• RECORD LIST:
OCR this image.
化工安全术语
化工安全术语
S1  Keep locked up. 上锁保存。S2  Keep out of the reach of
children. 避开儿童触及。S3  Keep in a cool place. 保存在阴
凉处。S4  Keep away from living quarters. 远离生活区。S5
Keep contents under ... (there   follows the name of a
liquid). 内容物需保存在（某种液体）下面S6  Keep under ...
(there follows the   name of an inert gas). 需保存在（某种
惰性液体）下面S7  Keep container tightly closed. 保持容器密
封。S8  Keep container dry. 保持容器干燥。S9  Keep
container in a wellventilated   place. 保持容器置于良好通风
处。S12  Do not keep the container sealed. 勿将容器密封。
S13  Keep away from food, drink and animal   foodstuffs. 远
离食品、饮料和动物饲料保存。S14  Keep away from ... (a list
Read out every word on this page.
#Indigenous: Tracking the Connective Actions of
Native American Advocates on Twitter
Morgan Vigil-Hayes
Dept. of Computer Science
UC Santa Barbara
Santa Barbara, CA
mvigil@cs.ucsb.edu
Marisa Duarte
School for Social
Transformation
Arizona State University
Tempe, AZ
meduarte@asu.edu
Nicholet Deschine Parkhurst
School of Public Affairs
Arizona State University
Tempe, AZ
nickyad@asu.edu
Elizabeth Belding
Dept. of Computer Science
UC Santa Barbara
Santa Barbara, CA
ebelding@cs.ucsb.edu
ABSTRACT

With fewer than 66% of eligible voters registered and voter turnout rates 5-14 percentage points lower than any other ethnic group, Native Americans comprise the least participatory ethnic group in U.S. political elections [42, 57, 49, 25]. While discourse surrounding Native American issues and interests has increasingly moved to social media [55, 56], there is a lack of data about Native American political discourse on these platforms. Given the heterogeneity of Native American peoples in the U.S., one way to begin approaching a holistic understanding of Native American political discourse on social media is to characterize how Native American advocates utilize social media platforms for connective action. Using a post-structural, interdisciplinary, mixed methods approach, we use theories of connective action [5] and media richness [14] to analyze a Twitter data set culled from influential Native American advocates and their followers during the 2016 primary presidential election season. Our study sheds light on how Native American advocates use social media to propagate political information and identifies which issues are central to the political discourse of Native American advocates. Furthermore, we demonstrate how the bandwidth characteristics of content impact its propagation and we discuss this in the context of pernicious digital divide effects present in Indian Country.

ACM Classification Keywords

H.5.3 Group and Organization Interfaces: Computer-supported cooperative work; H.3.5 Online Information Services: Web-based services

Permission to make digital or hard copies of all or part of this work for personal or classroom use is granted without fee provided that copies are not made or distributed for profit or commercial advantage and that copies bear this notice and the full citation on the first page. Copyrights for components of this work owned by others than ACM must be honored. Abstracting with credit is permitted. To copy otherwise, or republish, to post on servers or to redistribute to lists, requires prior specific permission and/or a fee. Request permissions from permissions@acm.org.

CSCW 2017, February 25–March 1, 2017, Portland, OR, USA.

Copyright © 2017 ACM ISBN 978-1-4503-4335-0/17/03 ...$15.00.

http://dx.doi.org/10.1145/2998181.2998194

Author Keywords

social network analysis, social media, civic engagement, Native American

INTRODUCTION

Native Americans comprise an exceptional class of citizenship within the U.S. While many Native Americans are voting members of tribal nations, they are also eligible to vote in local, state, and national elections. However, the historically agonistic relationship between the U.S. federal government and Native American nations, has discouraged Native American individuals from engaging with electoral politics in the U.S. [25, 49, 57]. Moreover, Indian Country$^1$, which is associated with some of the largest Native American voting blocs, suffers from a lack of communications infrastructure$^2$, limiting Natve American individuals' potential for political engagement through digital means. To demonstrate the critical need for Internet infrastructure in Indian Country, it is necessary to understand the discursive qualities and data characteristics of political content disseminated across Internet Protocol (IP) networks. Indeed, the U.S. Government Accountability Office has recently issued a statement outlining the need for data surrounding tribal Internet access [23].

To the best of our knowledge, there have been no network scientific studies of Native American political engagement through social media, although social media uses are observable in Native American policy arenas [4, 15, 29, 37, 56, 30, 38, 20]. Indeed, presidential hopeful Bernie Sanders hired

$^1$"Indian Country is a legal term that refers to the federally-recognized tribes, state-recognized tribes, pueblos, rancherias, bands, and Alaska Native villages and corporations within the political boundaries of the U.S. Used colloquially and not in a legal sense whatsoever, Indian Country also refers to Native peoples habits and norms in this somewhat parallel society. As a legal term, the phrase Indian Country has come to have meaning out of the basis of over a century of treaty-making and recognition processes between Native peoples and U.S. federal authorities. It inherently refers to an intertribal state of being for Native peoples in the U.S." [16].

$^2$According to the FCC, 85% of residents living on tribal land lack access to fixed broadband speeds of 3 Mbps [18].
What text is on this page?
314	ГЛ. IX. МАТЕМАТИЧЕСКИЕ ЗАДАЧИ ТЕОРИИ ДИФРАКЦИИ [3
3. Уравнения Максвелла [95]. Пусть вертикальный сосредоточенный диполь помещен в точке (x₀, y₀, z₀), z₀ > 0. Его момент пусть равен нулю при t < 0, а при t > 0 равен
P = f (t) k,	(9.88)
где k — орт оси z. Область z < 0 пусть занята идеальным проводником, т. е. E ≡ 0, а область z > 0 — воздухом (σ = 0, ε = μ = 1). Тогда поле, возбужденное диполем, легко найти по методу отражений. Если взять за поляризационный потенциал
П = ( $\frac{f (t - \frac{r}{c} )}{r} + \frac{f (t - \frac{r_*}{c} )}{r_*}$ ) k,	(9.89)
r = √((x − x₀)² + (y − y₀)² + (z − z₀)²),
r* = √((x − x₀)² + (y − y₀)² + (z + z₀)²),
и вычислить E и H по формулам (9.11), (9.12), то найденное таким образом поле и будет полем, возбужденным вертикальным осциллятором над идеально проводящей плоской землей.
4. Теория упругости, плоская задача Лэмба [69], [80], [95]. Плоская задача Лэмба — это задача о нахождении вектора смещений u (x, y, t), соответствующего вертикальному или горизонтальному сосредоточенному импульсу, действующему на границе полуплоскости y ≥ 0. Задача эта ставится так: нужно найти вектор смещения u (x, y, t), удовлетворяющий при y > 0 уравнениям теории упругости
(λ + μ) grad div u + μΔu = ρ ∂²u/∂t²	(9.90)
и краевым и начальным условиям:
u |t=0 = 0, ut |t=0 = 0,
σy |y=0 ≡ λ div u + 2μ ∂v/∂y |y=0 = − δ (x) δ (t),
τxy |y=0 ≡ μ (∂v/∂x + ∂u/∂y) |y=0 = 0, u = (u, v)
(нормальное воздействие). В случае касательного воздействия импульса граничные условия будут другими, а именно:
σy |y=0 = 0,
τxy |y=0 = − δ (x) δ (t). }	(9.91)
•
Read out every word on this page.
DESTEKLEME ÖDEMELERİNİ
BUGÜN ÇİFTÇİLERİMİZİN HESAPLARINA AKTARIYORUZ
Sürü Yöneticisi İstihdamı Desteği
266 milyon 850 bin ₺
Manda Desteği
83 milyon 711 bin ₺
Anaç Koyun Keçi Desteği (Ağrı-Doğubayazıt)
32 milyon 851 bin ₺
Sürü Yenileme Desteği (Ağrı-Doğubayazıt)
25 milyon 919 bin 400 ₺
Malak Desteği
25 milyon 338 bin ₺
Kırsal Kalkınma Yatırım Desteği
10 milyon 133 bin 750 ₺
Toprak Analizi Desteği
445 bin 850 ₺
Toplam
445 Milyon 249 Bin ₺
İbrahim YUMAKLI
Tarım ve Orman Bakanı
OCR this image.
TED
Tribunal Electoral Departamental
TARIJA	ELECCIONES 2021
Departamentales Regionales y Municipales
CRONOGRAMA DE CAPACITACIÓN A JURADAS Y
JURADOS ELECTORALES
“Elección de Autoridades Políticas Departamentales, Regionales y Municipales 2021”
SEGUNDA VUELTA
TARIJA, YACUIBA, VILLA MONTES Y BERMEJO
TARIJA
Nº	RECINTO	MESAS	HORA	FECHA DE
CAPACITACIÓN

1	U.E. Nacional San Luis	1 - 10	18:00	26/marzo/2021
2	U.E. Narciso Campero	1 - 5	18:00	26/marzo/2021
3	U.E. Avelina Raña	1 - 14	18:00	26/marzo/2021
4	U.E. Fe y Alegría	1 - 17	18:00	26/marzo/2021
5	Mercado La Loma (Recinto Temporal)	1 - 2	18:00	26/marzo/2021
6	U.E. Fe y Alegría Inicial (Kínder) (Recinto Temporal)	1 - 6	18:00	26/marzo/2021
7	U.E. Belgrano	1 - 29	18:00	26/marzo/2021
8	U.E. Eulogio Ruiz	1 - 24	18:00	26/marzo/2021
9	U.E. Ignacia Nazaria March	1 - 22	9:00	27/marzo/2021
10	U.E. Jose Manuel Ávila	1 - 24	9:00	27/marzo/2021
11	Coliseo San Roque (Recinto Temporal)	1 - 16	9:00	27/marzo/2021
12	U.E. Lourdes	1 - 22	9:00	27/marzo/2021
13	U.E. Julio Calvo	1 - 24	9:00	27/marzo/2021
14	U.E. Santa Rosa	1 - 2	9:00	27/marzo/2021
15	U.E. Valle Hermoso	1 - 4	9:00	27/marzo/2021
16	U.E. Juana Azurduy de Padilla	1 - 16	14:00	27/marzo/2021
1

• WHAT TO PRODUCE: Which lines in the listing above hold the word "follows"? Show each of them.

• THE ANSWER:
Keep contents under ... (there   follows the name of a
(there follows the   name of an inert gas). 需保存在（某种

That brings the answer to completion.